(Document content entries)

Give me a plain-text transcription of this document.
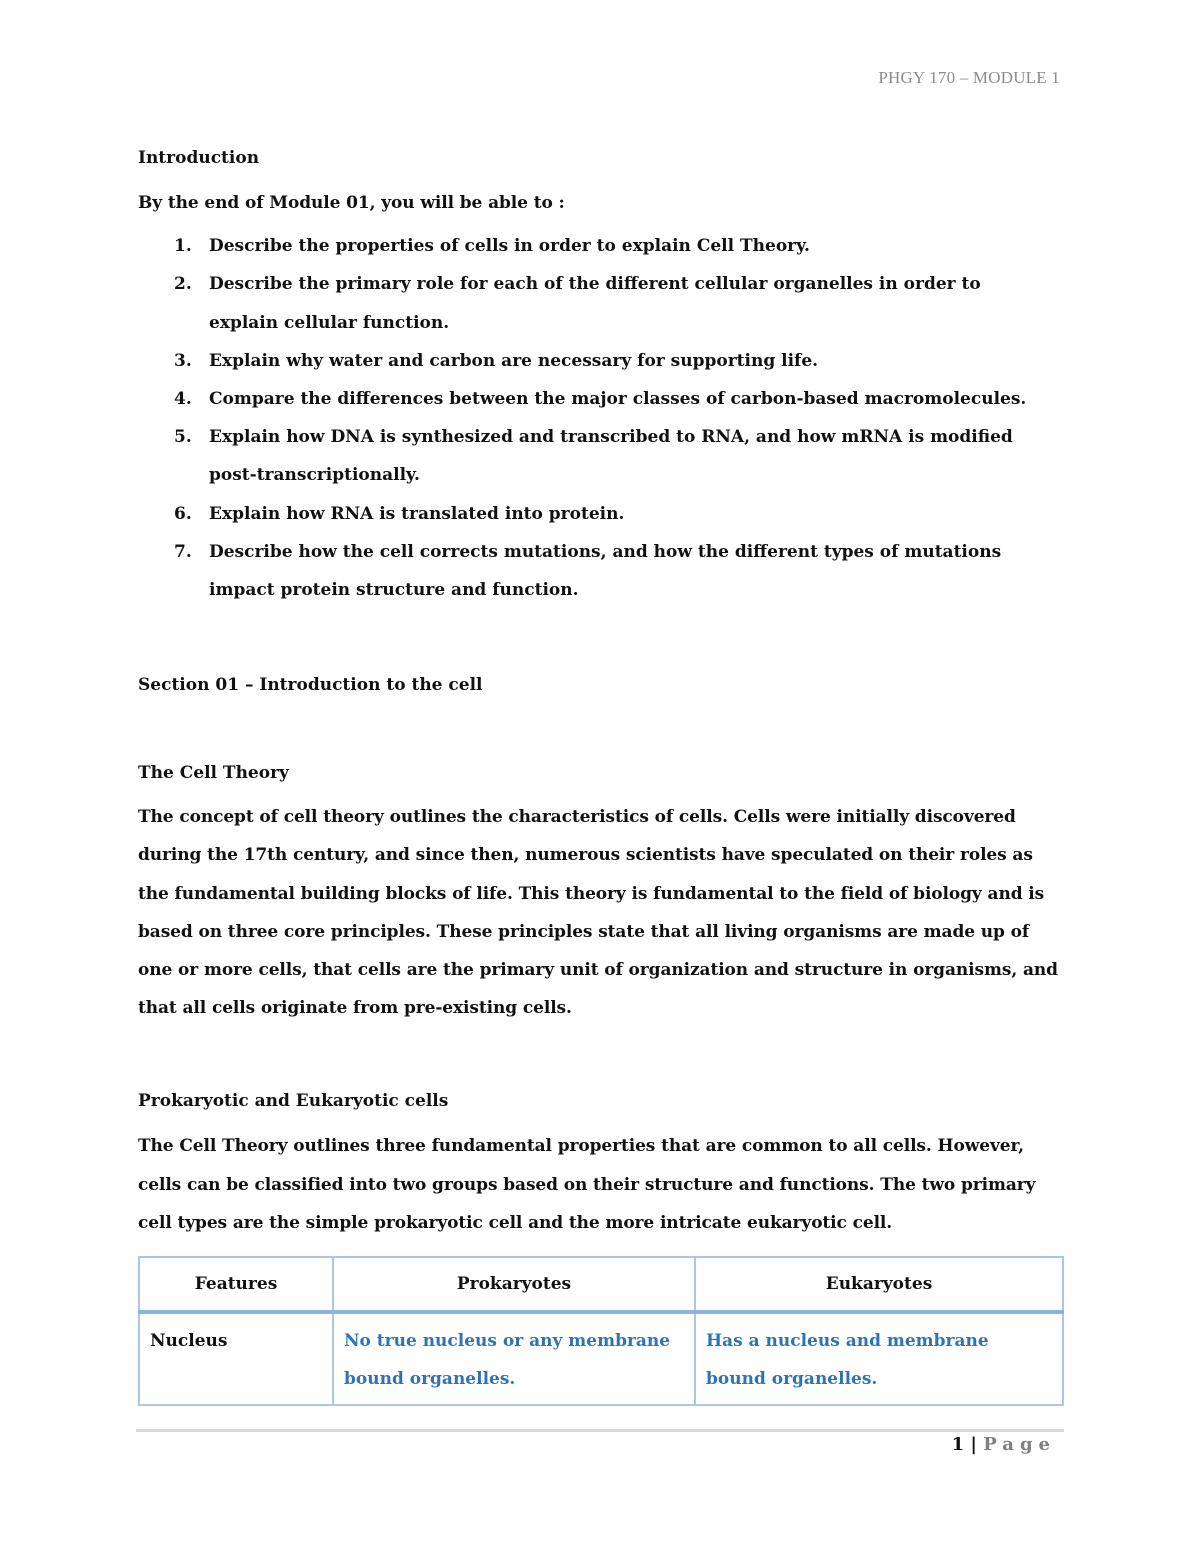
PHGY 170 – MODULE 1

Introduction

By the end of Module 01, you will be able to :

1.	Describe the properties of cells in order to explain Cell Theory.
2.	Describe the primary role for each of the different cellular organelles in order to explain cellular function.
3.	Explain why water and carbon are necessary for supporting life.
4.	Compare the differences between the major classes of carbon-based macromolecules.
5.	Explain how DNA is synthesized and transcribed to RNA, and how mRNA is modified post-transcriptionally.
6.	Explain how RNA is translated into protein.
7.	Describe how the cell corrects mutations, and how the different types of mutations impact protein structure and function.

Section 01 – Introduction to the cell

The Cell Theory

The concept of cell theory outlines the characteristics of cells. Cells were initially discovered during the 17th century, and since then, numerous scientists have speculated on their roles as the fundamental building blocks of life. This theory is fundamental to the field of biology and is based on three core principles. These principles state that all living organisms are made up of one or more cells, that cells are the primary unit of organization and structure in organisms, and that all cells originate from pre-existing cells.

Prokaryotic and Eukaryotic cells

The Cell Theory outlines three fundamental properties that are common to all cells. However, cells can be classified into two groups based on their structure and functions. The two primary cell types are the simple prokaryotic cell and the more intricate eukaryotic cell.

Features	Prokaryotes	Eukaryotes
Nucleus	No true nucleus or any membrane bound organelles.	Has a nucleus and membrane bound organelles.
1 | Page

■ Aim of the exercise ■
Copy every entry exactly; drop the pictures.

■ Result for this task ■
Give me a plain-text transcription of this document.
PHGY 170 – MODULE 1

Introduction

By the end of Module 01, you will be able to :

1.	Describe the properties of cells in order to explain Cell Theory.
2.	Describe the primary role for each of the different cellular organelles in order to explain cellular function.
3.	Explain why water and carbon are necessary for supporting life.
4.	Compare the differences between the major classes of carbon-based macromolecules.
5.	Explain how DNA is synthesized and transcribed to RNA, and how mRNA is modified post-transcriptionally.
6.	Explain how RNA is translated into protein.
7.	Describe how the cell corrects mutations, and how the different types of mutations impact protein structure and function.

Section 01 – Introduction to the cell

The Cell Theory

The concept of cell theory outlines the characteristics of cells. Cells were initially discovered during the 17th century, and since then, numerous scientists have speculated on their roles as the fundamental building blocks of life. This theory is fundamental to the field of biology and is based on three core principles. These principles state that all living organisms are made up of one or more cells, that cells are the primary unit of organization and structure in organisms, and that all cells originate from pre-existing cells.

Prokaryotic and Eukaryotic cells

The Cell Theory outlines three fundamental properties that are common to all cells. However, cells can be classified into two groups based on their structure and functions. The two primary cell types are the simple prokaryotic cell and the more intricate eukaryotic cell.

Features	Prokaryotes	Eukaryotes
Nucleus	No true nucleus or any membrane bound organelles.	Has a nucleus and membrane bound organelles.
1 | Page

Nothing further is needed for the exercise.